Data for the task:
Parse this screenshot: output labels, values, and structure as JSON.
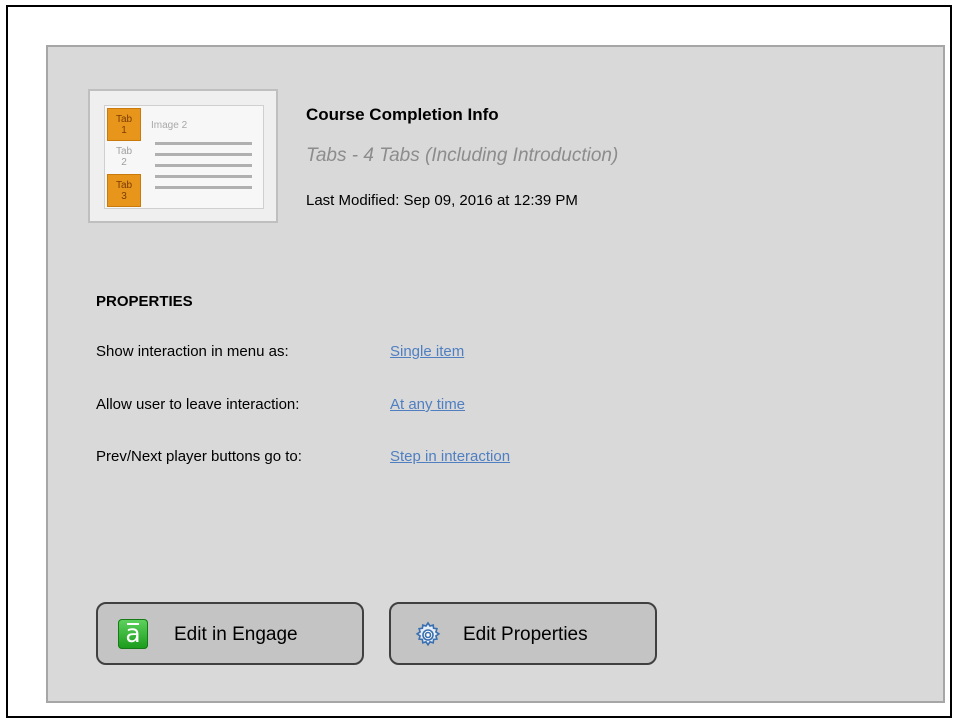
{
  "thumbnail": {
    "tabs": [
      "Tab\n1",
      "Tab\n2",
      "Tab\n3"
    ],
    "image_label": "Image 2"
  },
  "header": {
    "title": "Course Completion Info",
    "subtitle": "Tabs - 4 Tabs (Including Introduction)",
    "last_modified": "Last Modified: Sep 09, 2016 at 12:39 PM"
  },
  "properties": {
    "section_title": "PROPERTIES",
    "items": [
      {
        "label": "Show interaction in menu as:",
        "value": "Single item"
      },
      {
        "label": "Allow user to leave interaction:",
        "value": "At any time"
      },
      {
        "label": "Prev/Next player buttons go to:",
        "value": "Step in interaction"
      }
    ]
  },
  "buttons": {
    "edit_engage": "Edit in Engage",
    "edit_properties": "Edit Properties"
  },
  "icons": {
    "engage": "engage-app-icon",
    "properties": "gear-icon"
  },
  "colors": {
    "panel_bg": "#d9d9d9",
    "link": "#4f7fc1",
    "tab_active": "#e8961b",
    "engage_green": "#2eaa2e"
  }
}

Problem details: Without the pictures, retype the whole of the material above exactly.

Final result:
Parse this screenshot: output labels, values, and structure as JSON.
{
  "thumbnail": {
    "tabs": [
      "Tab\n1",
      "Tab\n2",
      "Tab\n3"
    ],
    "image_label": "Image 2"
  },
  "header": {
    "title": "Course Completion Info",
    "subtitle": "Tabs - 4 Tabs (Including Introduction)",
    "last_modified": "Last Modified: Sep 09, 2016 at 12:39 PM"
  },
  "properties": {
    "section_title": "PROPERTIES",
    "items": [
      {
        "label": "Show interaction in menu as:",
        "value": "Single item"
      },
      {
        "label": "Allow user to leave interaction:",
        "value": "At any time"
      },
      {
        "label": "Prev/Next player buttons go to:",
        "value": "Step in interaction"
      }
    ]
  },
  "buttons": {
    "edit_engage": "Edit in Engage",
    "edit_properties": "Edit Properties"
  },
  "icons": {
    "engage": "engage-app-icon",
    "properties": "gear-icon"
  },
  "colors": {
    "panel_bg": "#d9d9d9",
    "link": "#4f7fc1",
    "tab_active": "#e8961b",
    "engage_green": "#2eaa2e"
  }
}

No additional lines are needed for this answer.